**WHAT IS EXPECTED**
In the data, extract each line that holds the string "Isabela".

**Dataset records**
-------

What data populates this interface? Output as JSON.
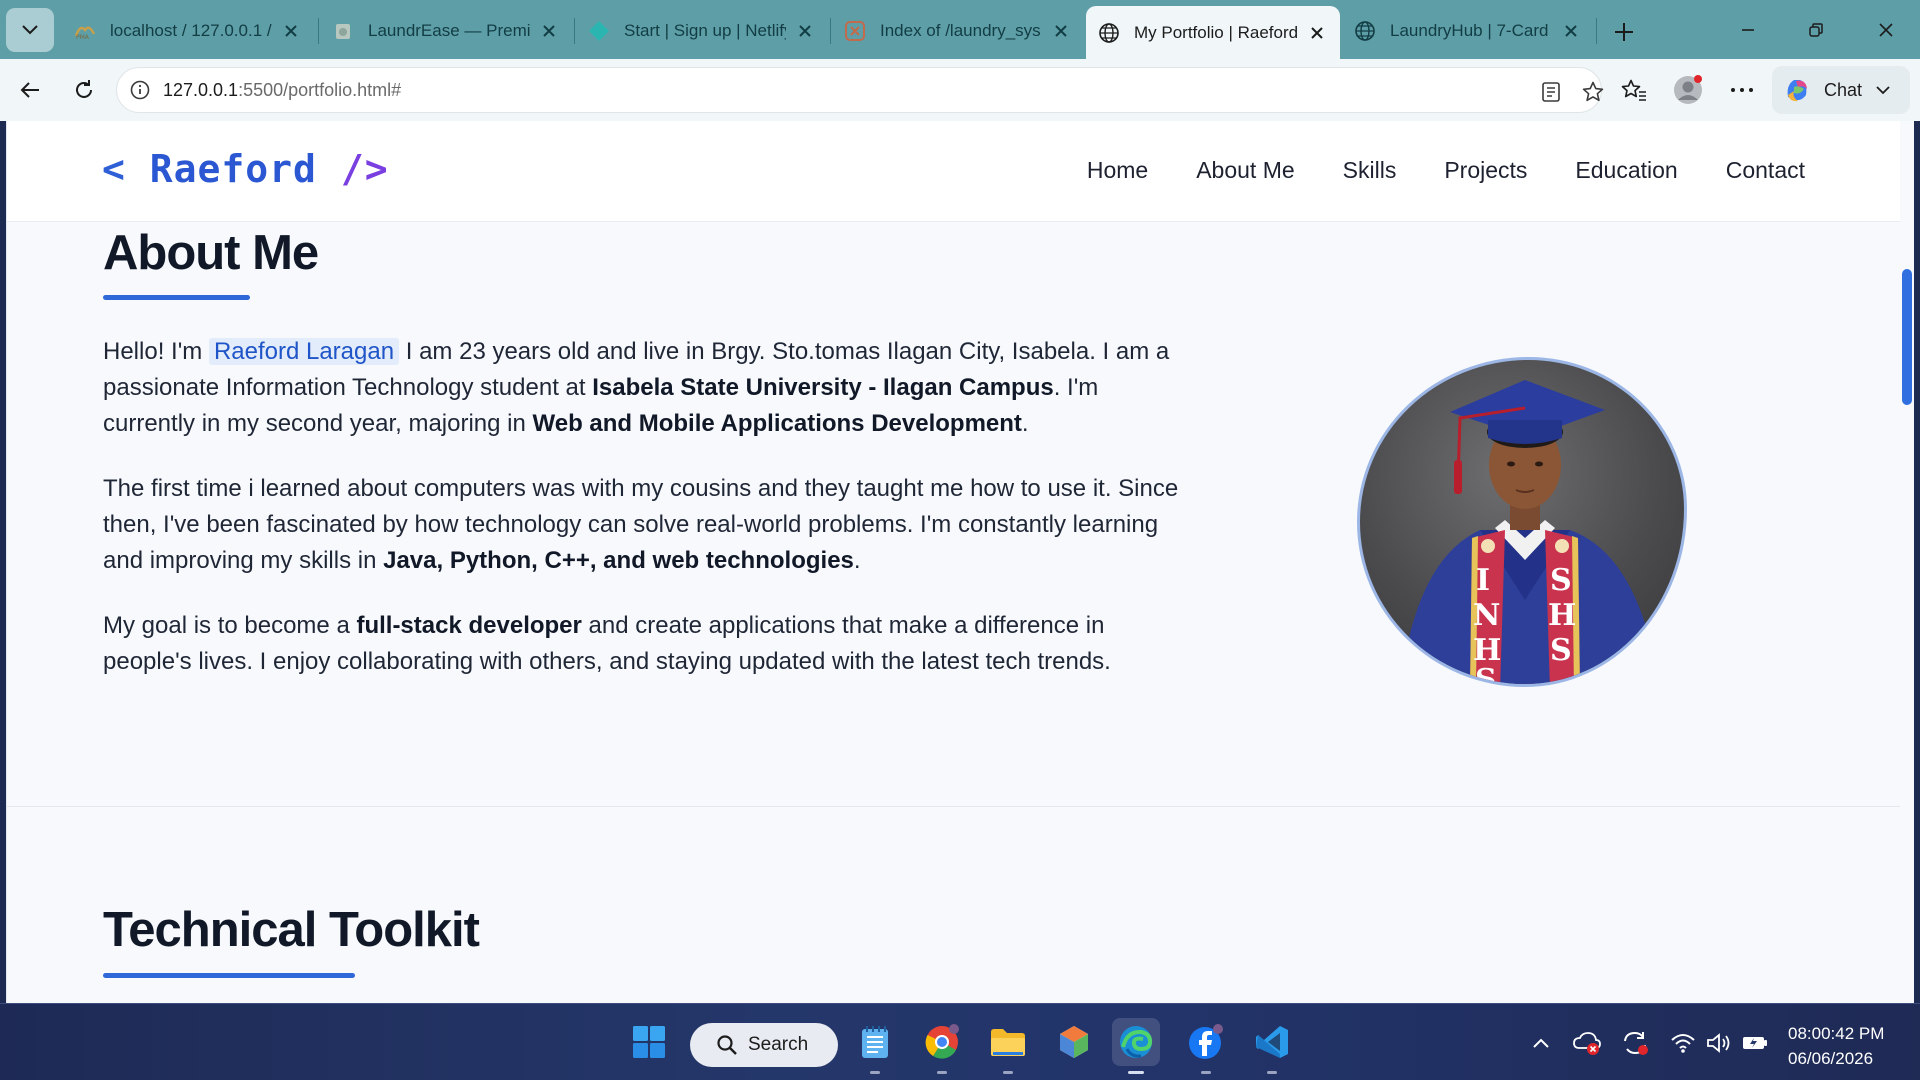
{
  "browser": {
    "tabs": [
      {
        "title": "localhost / 127.0.0.1 / ",
        "favicon": "phpmyadmin-icon"
      },
      {
        "title": "LaundrEase — Premium",
        "favicon": "laundry-icon"
      },
      {
        "title": "Start | Sign up | Netlify",
        "favicon": "netlify-icon"
      },
      {
        "title": "Index of /laundry_sys",
        "favicon": "xampp-icon"
      },
      {
        "title": "My Portfolio | Raeford",
        "favicon": "globe-icon",
        "active": true
      },
      {
        "title": "LaundryHub | 7-Card",
        "favicon": "globe-icon"
      }
    ],
    "url_host": "127.0.0.1",
    "url_path": ":5500/portfolio.html#",
    "chat_label": "Chat"
  },
  "site": {
    "logo_open": "<",
    "logo_name": "Raeford",
    "logo_close": "/>",
    "nav": [
      "Home",
      "About Me",
      "Skills",
      "Projects",
      "Education",
      "Contact"
    ]
  },
  "about": {
    "title": "About Me",
    "p1": {
      "t1": "Hello! I'm ",
      "name": "Raeford Laragan",
      "t2": " I am 23 years old and live in Brgy. Sto.tomas Ilagan City, Isabela. I am a passionate Information Technology student at ",
      "b1": "Isabela State University - Ilagan Campus",
      "t3": ". I'm currently in my second year, majoring in ",
      "b2": "Web and Mobile Applications Development",
      "t4": "."
    },
    "p2": {
      "t1": "The first time i learned about computers was with my cousins and they taught me how to use it. Since then, I've been fascinated by how technology can solve real-world problems. I'm constantly learning and improving my skills in ",
      "b1": "Java, Python, C++, and web technologies",
      "t2": "."
    },
    "p3": {
      "t1": "My goal is to become a ",
      "b1": "full-stack developer",
      "t2": " and create applications that make a difference in people's lives. I enjoy collaborating with others, and staying updated with the latest tech trends."
    },
    "sash_left": "INHS",
    "sash_right": "SHS"
  },
  "toolkit": {
    "title": "Technical Toolkit"
  },
  "taskbar": {
    "search_label": "Search",
    "time": "08:00:42 PM",
    "date": "06/06/2026"
  },
  "colors": {
    "tabbar": "#5e9ea7",
    "accent": "#2f68d8",
    "logo_purple": "#7a3fe0",
    "page_bg": "#f7f9fc"
  }
}
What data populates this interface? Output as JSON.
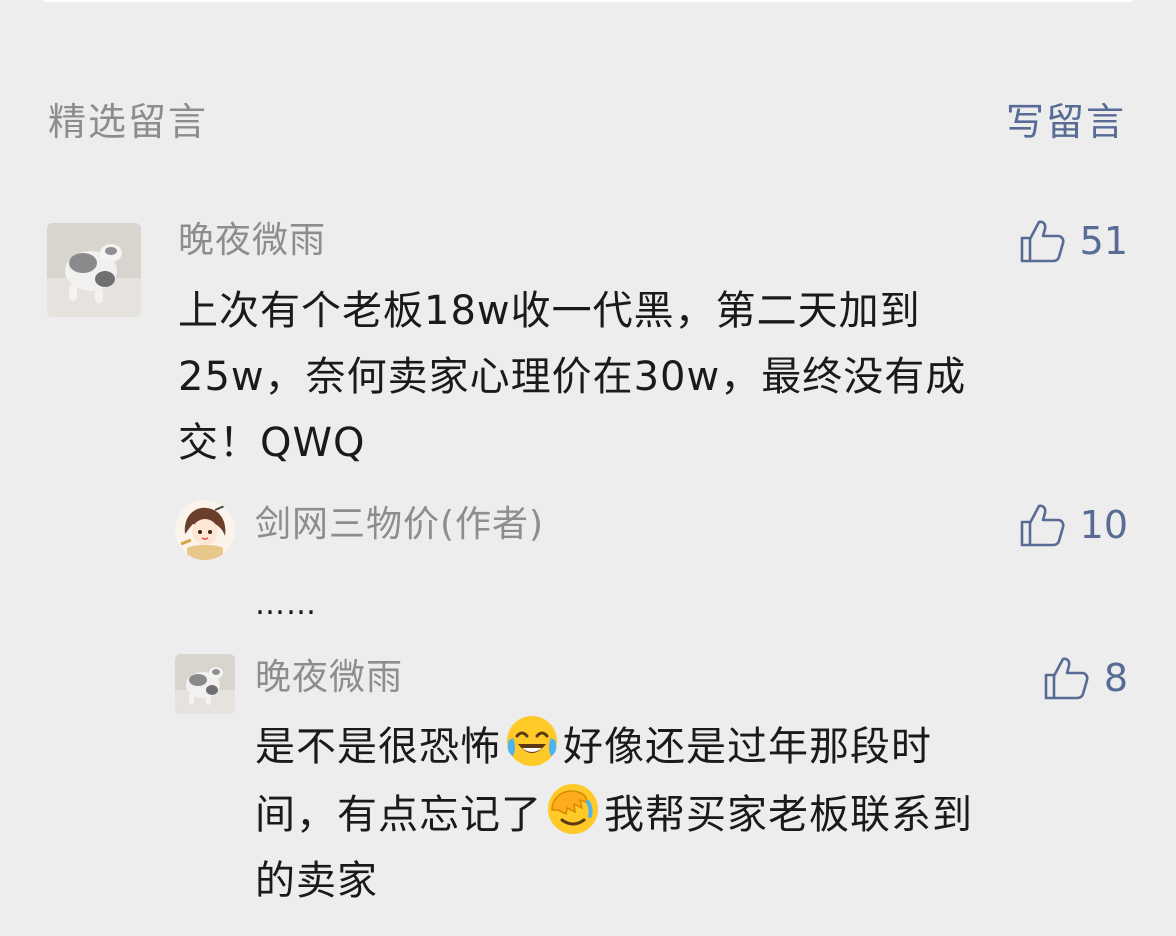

-------

**ANSWER TO THIS EXERCISE**
      "t2": " I am 23 years old and live in Brgy. Sto.tomas Ilagan City, Isabela. I am a passionate Information Technology student at ",
      "b1": "Isabela State University - Ilagan Campus",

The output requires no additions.